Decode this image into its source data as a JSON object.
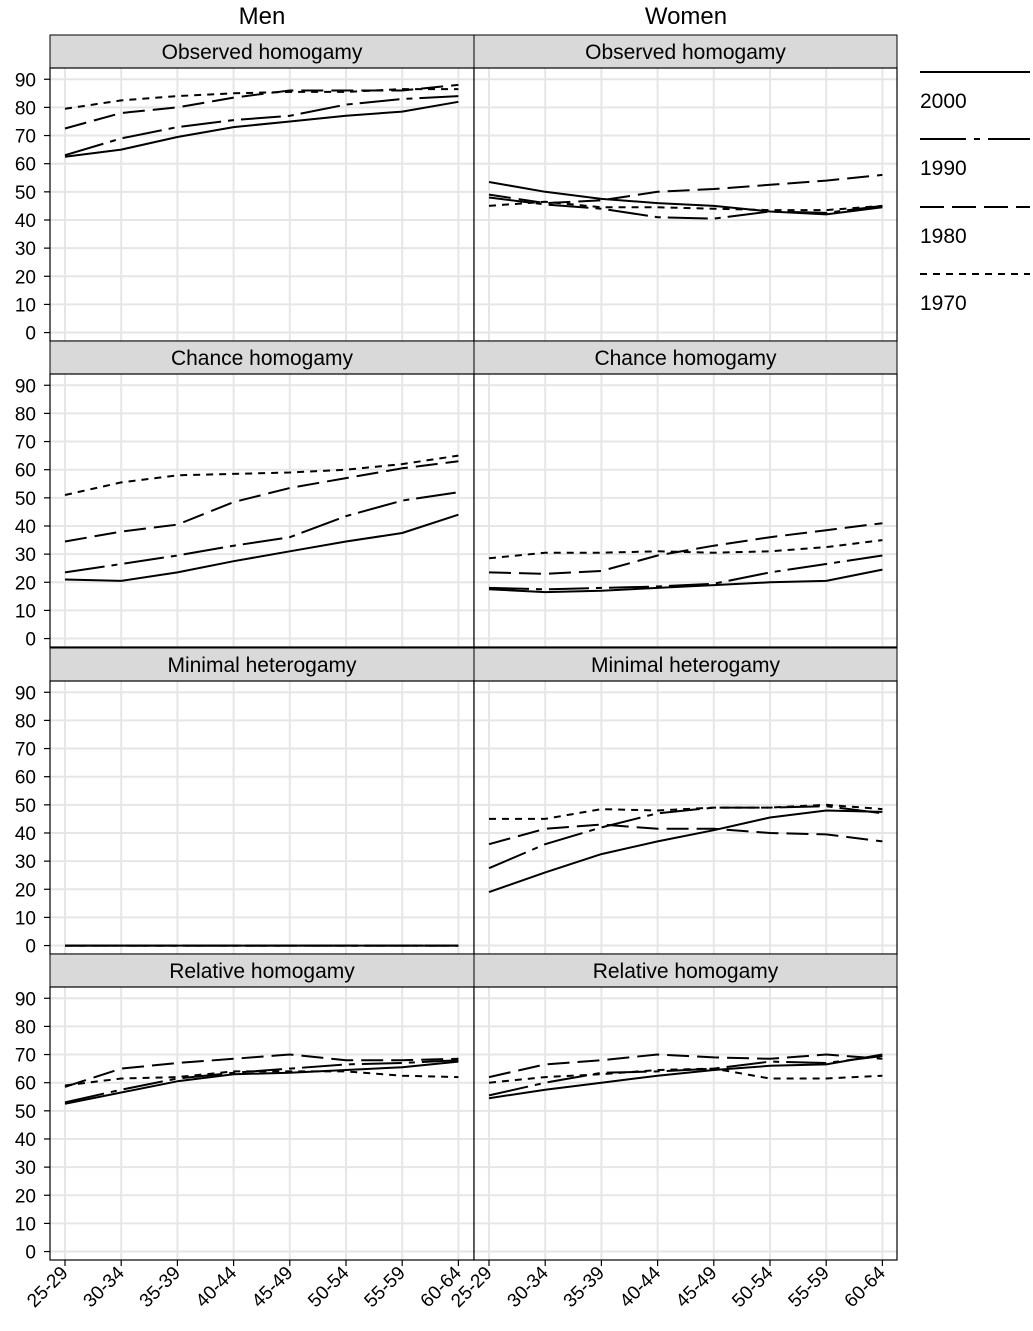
{
  "figure": {
    "column_headers": [
      "Men",
      "Women"
    ],
    "panel_titles": [
      "Observed homogamy",
      "Chance homogamy",
      "Minimal heterogamy",
      "Relative homogamy"
    ],
    "legend": [
      {
        "label": "2000",
        "dash": "solid"
      },
      {
        "label": "1990",
        "dash": "longdash-dot"
      },
      {
        "label": "1980",
        "dash": "longdash"
      },
      {
        "label": "1970",
        "dash": "shortdash"
      }
    ],
    "colors": {
      "line": "#000000",
      "strip": "#d9d9d9",
      "grid": "#e6e6e6",
      "background": "#ffffff"
    }
  },
  "chart_data": {
    "type": "line",
    "categories": [
      "25-29",
      "30-34",
      "35-39",
      "40-44",
      "45-49",
      "50-54",
      "55-59",
      "60-64"
    ],
    "ylim": [
      -3,
      94
    ],
    "yticks": [
      0,
      10,
      20,
      30,
      40,
      50,
      60,
      70,
      80,
      90
    ],
    "grid": true,
    "legend_position": "right",
    "panels": [
      {
        "row": "Observed homogamy",
        "column": "Men",
        "series": [
          {
            "name": "2000",
            "values": [
              62.5,
              65,
              69.5,
              73,
              75,
              77,
              78.5,
              82
            ]
          },
          {
            "name": "1990",
            "values": [
              63,
              69,
              73,
              75.5,
              77,
              81,
              83,
              84
            ]
          },
          {
            "name": "1980",
            "values": [
              72.5,
              78,
              80,
              83.5,
              86,
              86,
              86,
              88
            ]
          },
          {
            "name": "1970",
            "values": [
              79.5,
              82.5,
              84,
              85,
              85.5,
              85.5,
              86.5,
              86.5
            ]
          }
        ]
      },
      {
        "row": "Observed homogamy",
        "column": "Women",
        "series": [
          {
            "name": "2000",
            "values": [
              53.5,
              50,
              47.5,
              46,
              45,
              43,
              42,
              44.5
            ]
          },
          {
            "name": "1990",
            "values": [
              48,
              45.5,
              44,
              41,
              40.5,
              43,
              42.5,
              45
            ]
          },
          {
            "name": "1980",
            "values": [
              49,
              46,
              47,
              50,
              51,
              52.5,
              54,
              56
            ]
          },
          {
            "name": "1970",
            "values": [
              45,
              46.5,
              44.5,
              44.5,
              44,
              43.5,
              43.5,
              45
            ]
          }
        ]
      },
      {
        "row": "Chance homogamy",
        "column": "Men",
        "series": [
          {
            "name": "2000",
            "values": [
              21,
              20.5,
              23.5,
              27.5,
              31,
              34.5,
              37.5,
              44
            ]
          },
          {
            "name": "1990",
            "values": [
              23.5,
              26.5,
              29.5,
              33,
              36,
              43.5,
              49,
              52
            ]
          },
          {
            "name": "1980",
            "values": [
              34.5,
              38,
              40.5,
              48.5,
              53.5,
              57,
              60.5,
              63
            ]
          },
          {
            "name": "1970",
            "values": [
              51,
              55.5,
              58,
              58.5,
              59,
              60,
              62,
              65
            ]
          }
        ]
      },
      {
        "row": "Chance homogamy",
        "column": "Women",
        "series": [
          {
            "name": "2000",
            "values": [
              17.5,
              16.5,
              17,
              18,
              19,
              20,
              20.5,
              24.5
            ]
          },
          {
            "name": "1990",
            "values": [
              18,
              17.5,
              18,
              18.5,
              19.5,
              23.5,
              26.5,
              29.5
            ]
          },
          {
            "name": "1980",
            "values": [
              23.5,
              23,
              24,
              29.5,
              33,
              36,
              38.5,
              41
            ]
          },
          {
            "name": "1970",
            "values": [
              28.5,
              30.5,
              30.5,
              31,
              30.5,
              31,
              32.5,
              35
            ]
          }
        ]
      },
      {
        "row": "Minimal heterogamy",
        "column": "Men",
        "series": [
          {
            "name": "2000",
            "values": [
              0,
              0,
              0,
              0,
              0,
              0,
              0,
              0
            ]
          },
          {
            "name": "1990",
            "values": [
              0,
              0,
              0,
              0,
              0,
              0,
              0,
              0
            ]
          },
          {
            "name": "1980",
            "values": [
              0,
              0,
              0,
              0,
              0,
              0,
              0,
              0
            ]
          },
          {
            "name": "1970",
            "values": [
              0,
              0,
              0,
              0,
              0,
              0,
              0,
              0
            ]
          }
        ]
      },
      {
        "row": "Minimal heterogamy",
        "column": "Women",
        "series": [
          {
            "name": "2000",
            "values": [
              19,
              26,
              32.5,
              37,
              41,
              45.5,
              48,
              47.5
            ]
          },
          {
            "name": "1990",
            "values": [
              27.5,
              36,
              42,
              47,
              49,
              49,
              49.5,
              47
            ]
          },
          {
            "name": "1980",
            "values": [
              36,
              41.5,
              43,
              41.5,
              41.5,
              40,
              39.5,
              37
            ]
          },
          {
            "name": "1970",
            "values": [
              45,
              45,
              48.5,
              48,
              49,
              49,
              50,
              48.5
            ]
          }
        ]
      },
      {
        "row": "Relative homogamy",
        "column": "Men",
        "series": [
          {
            "name": "2000",
            "values": [
              52.5,
              56.5,
              60.5,
              63,
              63.5,
              64.5,
              65.5,
              67.5
            ]
          },
          {
            "name": "1990",
            "values": [
              53,
              57.5,
              61.5,
              63.5,
              65,
              66.5,
              67,
              68
            ]
          },
          {
            "name": "1980",
            "values": [
              58.5,
              65,
              67,
              68.5,
              70,
              68,
              68,
              68.5
            ]
          },
          {
            "name": "1970",
            "values": [
              59,
              61.5,
              62,
              64,
              64,
              64,
              62.5,
              62
            ]
          }
        ]
      },
      {
        "row": "Relative homogamy",
        "column": "Women",
        "series": [
          {
            "name": "2000",
            "values": [
              54.5,
              57.5,
              60,
              62.5,
              64.5,
              66,
              66.5,
              70
            ]
          },
          {
            "name": "1990",
            "values": [
              55.5,
              60,
              63.5,
              64,
              65,
              67.5,
              67,
              69.5
            ]
          },
          {
            "name": "1980",
            "values": [
              62,
              66.5,
              68,
              70,
              69,
              68.5,
              70,
              68.5
            ]
          },
          {
            "name": "1970",
            "values": [
              60,
              62,
              63,
              64.5,
              65,
              61.5,
              61.5,
              62.5
            ]
          }
        ]
      }
    ]
  }
}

## What to work on
Select and copy every line from the records that includes the word "dash".

## Reply to the exercise
        "dash": "solid"
        "dash": "longdash-dot"
        "dash": "longdash"
        "dash": "shortdash"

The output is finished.